_Exercise directions_. Search the material below for the word "Loss". Copy every line that has it.

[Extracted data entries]
* Begin *

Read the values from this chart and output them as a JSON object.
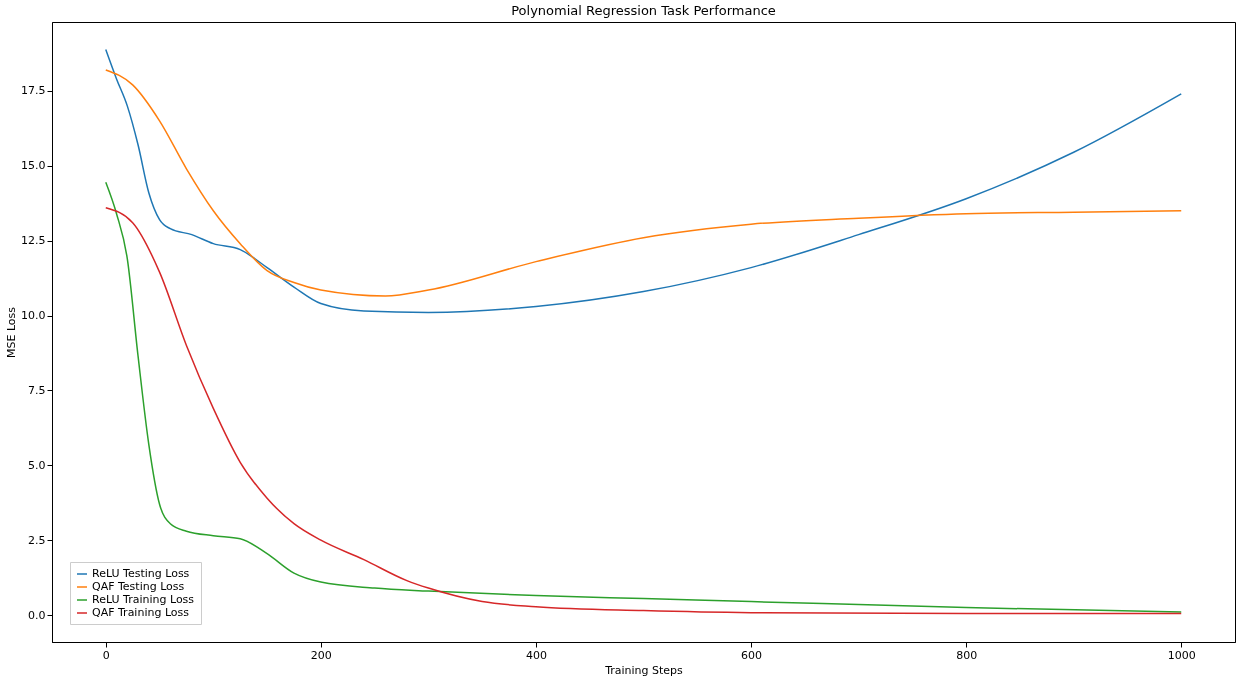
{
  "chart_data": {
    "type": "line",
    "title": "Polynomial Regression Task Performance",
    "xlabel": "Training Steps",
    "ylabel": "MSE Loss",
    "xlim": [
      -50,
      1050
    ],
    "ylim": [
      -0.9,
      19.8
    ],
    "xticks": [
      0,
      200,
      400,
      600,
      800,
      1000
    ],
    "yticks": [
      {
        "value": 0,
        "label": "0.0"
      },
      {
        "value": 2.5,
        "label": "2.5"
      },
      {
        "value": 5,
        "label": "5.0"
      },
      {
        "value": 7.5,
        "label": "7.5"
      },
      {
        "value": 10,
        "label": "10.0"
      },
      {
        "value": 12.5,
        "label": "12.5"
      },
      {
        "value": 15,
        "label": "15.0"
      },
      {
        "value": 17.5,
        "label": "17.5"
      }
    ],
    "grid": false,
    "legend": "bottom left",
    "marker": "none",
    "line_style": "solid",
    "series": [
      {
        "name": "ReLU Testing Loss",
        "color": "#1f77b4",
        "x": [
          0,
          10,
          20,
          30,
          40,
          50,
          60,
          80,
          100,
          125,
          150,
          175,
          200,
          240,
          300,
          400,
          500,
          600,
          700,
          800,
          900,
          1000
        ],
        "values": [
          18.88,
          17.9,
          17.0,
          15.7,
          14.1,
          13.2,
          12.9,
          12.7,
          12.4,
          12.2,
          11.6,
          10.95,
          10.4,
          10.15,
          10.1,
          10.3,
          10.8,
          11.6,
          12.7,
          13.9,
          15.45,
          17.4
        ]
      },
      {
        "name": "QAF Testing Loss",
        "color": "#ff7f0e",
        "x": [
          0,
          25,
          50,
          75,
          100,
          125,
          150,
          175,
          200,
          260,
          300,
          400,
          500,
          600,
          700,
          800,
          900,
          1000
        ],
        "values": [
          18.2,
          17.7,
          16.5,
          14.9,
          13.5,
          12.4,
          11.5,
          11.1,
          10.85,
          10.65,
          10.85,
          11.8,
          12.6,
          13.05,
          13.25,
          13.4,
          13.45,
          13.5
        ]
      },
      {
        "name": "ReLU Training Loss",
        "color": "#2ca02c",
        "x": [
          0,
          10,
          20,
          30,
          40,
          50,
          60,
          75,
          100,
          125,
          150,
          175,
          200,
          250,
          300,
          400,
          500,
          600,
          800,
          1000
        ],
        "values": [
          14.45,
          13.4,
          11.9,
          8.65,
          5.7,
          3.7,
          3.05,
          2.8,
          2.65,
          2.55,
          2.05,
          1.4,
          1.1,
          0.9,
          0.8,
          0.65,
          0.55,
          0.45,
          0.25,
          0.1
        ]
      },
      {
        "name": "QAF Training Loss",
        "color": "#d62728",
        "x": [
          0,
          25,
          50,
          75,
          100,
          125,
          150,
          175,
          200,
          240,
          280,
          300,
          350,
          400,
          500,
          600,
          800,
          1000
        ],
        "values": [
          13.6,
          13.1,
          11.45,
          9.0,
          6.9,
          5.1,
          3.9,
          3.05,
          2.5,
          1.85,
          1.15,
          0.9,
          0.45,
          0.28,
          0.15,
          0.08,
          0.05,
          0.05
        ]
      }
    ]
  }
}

* End *
* Begin *

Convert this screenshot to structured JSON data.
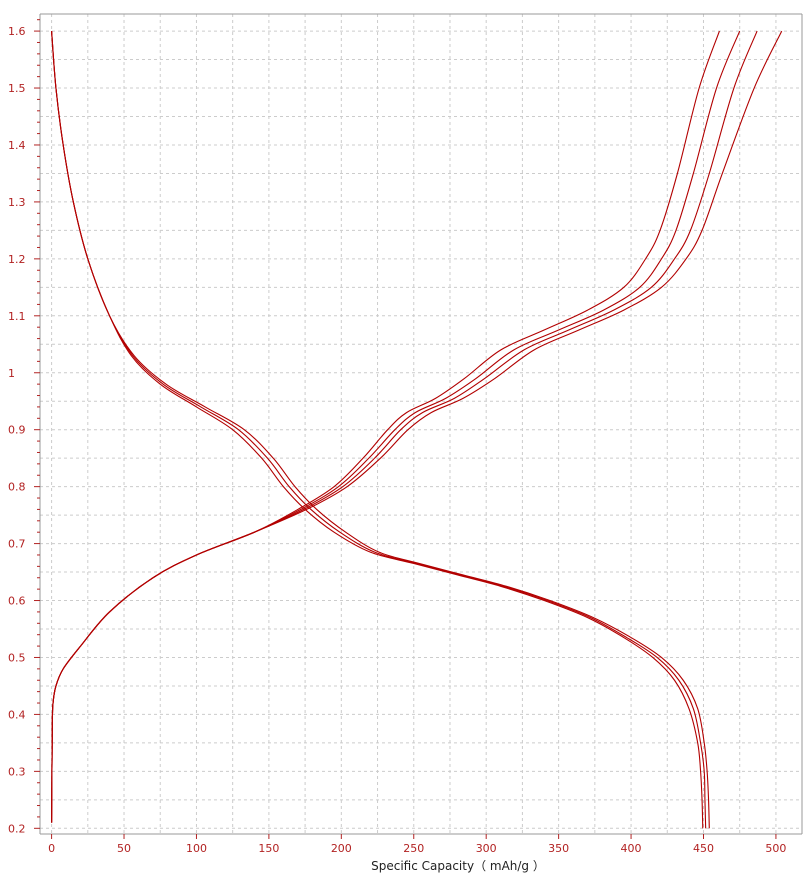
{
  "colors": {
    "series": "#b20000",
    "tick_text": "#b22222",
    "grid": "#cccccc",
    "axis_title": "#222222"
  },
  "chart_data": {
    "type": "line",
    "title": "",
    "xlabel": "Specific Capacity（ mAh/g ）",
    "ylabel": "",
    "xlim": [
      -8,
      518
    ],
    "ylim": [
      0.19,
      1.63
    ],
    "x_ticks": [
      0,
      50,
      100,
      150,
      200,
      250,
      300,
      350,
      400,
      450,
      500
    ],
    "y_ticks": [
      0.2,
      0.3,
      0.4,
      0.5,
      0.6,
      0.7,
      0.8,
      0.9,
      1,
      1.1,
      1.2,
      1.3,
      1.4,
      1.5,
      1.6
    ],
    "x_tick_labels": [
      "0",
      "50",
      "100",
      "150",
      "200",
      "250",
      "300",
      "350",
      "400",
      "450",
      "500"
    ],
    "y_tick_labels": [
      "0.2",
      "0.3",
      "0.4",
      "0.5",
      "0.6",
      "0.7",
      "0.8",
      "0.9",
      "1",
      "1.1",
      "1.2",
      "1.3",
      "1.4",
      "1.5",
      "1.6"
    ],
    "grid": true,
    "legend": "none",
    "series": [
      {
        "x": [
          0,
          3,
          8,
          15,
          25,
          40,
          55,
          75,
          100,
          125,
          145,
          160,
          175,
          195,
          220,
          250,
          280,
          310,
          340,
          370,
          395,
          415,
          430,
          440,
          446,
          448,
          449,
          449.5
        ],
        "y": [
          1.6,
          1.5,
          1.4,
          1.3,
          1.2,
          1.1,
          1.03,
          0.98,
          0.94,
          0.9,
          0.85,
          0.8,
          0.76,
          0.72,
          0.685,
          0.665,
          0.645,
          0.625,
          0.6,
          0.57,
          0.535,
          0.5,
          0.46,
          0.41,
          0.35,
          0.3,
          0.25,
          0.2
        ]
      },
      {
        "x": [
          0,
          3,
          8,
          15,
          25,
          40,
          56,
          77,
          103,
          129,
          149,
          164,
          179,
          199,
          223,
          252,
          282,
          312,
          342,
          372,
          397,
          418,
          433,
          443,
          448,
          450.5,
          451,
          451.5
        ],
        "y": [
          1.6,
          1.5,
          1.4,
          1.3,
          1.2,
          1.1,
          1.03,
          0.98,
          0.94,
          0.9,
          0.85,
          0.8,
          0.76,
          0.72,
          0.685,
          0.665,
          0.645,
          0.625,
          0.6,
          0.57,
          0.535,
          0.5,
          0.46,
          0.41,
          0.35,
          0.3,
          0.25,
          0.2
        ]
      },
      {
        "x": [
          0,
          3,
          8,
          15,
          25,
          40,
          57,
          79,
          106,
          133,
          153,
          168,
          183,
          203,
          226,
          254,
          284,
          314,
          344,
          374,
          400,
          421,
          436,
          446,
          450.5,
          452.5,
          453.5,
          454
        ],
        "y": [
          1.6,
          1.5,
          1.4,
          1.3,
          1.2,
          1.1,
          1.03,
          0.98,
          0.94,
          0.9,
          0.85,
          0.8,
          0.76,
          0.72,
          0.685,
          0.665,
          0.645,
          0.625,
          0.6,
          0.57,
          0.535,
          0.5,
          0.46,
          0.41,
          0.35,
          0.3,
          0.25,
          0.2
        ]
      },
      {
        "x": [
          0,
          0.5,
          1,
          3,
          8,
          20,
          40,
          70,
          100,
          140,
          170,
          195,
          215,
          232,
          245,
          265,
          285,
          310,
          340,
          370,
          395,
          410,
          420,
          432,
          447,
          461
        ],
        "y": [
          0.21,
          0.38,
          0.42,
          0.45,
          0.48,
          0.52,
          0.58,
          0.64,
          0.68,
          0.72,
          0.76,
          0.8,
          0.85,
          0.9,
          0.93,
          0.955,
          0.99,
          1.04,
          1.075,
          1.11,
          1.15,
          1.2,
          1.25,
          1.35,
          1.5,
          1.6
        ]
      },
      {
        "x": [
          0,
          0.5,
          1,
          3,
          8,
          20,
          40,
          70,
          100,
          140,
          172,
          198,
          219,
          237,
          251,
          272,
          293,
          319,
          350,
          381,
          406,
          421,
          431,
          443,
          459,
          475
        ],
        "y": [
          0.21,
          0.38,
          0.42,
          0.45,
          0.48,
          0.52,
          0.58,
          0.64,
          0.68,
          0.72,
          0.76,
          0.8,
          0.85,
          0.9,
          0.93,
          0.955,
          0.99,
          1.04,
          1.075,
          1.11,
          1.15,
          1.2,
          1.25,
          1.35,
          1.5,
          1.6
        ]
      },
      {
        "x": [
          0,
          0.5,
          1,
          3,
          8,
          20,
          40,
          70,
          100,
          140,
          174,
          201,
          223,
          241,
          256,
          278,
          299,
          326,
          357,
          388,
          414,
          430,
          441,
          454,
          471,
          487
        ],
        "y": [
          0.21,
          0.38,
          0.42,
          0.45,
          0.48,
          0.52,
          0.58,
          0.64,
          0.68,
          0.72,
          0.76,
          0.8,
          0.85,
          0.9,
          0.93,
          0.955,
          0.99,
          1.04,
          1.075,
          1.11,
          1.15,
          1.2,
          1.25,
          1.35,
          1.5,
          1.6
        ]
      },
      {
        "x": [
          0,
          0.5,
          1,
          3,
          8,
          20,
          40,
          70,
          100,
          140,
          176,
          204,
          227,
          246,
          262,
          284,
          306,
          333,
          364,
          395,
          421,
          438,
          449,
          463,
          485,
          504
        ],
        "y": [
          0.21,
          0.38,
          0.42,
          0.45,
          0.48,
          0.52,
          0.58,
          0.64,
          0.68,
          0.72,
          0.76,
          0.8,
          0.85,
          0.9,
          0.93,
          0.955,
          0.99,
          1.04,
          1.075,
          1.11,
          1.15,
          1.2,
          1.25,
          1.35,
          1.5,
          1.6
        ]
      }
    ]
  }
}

* End *
* Begin *

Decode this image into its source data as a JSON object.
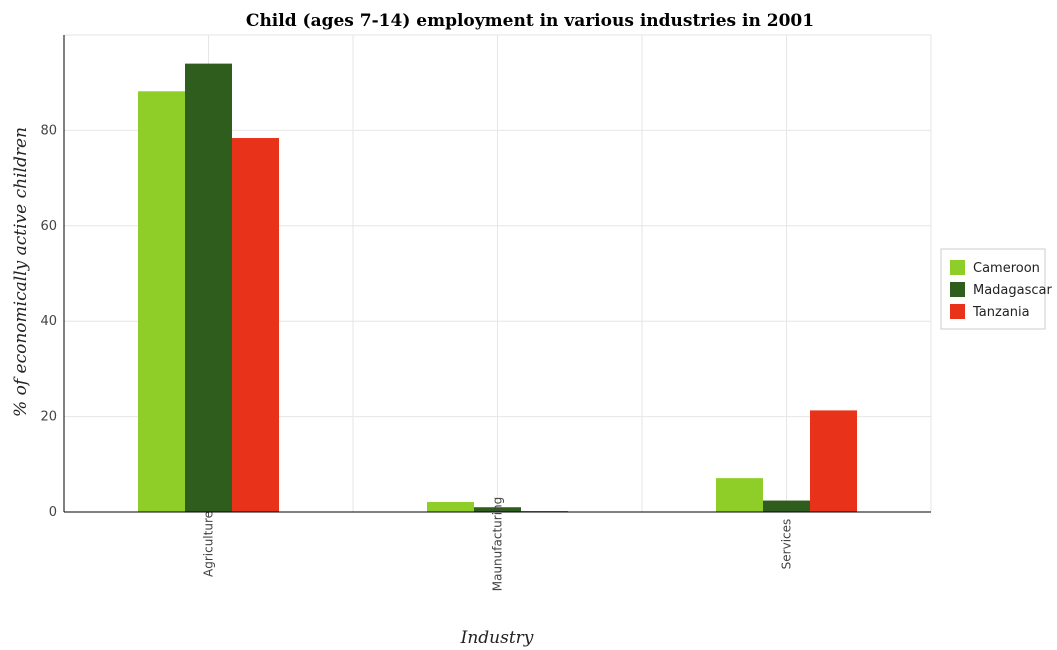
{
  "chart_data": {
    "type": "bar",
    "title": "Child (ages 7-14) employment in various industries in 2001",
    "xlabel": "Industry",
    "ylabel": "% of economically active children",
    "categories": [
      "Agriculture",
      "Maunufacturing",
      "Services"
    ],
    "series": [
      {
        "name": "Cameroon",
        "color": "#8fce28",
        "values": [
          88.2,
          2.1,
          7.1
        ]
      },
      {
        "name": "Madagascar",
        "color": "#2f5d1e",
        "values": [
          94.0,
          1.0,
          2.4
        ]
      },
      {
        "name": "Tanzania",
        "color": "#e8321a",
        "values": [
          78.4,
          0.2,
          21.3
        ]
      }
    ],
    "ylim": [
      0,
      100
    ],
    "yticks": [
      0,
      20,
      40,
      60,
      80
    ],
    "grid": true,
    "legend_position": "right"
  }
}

* End *

_Solution_.
    "ylabel": "MSE Loss",
        "name": "ReLU Testing Loss",
        "name": "QAF Testing Loss",
        "name": "ReLU Training Loss",
        "name": "QAF Training Loss",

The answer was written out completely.